Check each line of the records for "italic"; collect those that have it.
-------- DATA SUPPLIED --------
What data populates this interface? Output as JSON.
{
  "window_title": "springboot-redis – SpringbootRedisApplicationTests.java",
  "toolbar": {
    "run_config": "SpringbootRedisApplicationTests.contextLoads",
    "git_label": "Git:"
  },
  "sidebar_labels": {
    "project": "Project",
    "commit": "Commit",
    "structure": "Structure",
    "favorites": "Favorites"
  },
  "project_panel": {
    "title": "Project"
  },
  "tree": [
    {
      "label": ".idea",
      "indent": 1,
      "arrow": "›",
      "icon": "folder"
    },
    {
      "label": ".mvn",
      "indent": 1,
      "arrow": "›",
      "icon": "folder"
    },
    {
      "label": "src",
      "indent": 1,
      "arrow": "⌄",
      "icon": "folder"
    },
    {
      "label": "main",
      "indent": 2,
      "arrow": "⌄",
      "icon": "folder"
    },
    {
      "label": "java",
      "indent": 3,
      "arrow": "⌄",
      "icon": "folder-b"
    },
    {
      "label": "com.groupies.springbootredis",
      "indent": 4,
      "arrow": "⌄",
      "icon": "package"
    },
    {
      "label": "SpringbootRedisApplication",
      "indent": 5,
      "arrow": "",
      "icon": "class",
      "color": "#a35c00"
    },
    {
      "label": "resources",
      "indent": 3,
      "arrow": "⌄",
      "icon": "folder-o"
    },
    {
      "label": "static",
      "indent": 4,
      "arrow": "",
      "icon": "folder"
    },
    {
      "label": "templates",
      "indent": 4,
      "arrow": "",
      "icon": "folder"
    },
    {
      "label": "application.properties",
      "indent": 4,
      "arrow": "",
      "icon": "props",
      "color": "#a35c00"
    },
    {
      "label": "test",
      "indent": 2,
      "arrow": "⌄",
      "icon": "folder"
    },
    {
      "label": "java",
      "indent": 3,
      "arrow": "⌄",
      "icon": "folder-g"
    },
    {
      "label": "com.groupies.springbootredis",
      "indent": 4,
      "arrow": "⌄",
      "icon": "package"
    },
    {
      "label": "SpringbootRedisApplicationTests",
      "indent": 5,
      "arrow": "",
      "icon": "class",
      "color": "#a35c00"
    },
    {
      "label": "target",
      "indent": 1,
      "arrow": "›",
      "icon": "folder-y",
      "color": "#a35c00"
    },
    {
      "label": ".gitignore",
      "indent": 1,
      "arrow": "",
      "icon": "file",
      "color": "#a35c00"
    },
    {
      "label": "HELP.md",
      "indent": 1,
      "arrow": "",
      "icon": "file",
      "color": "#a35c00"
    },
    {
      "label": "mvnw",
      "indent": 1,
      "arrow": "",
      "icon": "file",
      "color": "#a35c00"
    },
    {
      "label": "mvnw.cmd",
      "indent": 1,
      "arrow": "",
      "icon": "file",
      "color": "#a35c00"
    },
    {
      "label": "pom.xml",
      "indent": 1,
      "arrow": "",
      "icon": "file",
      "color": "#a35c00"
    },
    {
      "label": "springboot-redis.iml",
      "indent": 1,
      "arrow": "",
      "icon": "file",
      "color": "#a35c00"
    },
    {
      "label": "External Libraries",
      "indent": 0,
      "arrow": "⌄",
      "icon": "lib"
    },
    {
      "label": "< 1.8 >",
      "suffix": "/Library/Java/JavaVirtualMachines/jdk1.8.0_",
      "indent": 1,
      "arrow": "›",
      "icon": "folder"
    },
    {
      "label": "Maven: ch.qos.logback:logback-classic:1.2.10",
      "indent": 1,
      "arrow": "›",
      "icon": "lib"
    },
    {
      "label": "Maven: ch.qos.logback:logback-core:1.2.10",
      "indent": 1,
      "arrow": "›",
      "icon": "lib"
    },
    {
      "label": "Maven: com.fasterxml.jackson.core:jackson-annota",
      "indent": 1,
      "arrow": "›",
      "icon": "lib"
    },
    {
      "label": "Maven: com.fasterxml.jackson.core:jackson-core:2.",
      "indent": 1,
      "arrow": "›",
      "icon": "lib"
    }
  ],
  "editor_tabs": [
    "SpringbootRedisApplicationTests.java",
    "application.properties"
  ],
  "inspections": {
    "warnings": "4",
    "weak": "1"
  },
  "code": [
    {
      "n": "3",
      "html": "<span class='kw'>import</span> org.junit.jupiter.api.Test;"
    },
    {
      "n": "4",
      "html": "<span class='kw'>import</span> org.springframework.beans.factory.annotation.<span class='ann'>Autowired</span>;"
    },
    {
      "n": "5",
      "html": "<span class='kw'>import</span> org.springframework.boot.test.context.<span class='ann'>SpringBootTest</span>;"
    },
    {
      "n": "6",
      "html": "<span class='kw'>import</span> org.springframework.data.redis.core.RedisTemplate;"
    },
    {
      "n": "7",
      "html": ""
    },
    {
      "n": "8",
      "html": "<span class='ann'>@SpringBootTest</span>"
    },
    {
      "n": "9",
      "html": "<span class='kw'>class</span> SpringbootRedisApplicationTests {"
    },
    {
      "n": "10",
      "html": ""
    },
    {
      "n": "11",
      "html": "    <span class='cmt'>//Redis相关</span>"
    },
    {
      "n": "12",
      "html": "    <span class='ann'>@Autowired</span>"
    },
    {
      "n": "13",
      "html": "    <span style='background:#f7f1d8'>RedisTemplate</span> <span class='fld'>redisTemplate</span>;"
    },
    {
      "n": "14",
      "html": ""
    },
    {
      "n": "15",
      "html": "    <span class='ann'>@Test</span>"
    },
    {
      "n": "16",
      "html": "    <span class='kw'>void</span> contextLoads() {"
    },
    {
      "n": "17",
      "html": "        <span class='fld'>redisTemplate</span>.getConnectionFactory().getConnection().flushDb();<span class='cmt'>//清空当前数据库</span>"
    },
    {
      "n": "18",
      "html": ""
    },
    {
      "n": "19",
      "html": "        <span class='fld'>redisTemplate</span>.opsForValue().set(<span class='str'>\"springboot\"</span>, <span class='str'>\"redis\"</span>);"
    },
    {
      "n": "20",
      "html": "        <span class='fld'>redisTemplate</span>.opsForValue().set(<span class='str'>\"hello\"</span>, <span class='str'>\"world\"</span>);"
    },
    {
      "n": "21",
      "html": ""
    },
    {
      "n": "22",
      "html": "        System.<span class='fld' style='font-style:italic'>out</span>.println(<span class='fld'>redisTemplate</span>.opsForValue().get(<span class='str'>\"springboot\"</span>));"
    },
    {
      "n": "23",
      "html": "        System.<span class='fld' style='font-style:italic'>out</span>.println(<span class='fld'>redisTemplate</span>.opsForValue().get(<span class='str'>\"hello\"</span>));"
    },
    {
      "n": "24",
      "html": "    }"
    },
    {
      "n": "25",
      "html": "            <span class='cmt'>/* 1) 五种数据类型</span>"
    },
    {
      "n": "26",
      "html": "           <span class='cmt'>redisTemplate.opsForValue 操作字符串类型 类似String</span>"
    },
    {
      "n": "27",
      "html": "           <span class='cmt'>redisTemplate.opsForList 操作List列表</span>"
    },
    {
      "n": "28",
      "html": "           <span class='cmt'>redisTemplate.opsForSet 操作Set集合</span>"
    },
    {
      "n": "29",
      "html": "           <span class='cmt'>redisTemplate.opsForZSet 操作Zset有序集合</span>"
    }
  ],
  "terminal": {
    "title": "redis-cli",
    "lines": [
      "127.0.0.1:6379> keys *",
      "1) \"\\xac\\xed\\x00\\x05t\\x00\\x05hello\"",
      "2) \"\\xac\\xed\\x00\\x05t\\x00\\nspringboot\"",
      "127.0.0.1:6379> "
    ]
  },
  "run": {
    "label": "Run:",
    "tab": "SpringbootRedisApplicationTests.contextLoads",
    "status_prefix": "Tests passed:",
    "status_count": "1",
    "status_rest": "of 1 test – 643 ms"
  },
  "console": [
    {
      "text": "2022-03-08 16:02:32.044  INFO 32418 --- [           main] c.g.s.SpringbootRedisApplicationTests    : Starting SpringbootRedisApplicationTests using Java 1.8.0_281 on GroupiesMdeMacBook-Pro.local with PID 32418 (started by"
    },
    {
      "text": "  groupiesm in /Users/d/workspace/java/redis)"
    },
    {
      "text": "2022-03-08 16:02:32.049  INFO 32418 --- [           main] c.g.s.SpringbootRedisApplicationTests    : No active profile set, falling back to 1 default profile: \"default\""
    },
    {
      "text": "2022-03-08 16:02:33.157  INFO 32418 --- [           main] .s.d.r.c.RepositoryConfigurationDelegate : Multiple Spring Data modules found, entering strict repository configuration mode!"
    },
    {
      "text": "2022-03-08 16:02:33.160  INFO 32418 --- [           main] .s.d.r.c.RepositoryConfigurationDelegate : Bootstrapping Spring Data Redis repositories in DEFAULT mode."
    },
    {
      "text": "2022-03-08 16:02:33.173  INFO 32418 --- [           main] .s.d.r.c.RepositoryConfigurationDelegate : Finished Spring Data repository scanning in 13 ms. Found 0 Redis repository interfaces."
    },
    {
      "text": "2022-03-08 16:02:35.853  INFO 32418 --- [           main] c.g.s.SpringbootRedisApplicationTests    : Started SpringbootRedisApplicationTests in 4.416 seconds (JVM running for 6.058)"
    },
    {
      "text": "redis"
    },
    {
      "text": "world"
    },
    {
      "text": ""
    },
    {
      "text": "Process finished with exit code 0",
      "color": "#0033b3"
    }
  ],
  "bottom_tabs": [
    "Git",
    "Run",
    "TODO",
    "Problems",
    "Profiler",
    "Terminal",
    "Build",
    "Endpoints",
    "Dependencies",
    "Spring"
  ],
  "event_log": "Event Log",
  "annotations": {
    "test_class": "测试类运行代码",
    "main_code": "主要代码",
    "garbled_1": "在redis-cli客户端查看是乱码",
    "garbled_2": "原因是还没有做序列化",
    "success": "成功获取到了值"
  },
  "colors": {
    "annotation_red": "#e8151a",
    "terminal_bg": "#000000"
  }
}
--------
**ANSWER BELOW**
      "html": "        System.<span class='fld' style='font-style:italic'>out</span>.println(<span class='fld'>redisTemplate</span>.opsForValue().get(<span class='str'>\"springboot\"</span>));"
      "html": "        System.<span class='fld' style='font-style:italic'>out</span>.println(<span class='fld'>redisTemplate</span>.opsForValue().get(<span class='str'>\"hello\"</span>));"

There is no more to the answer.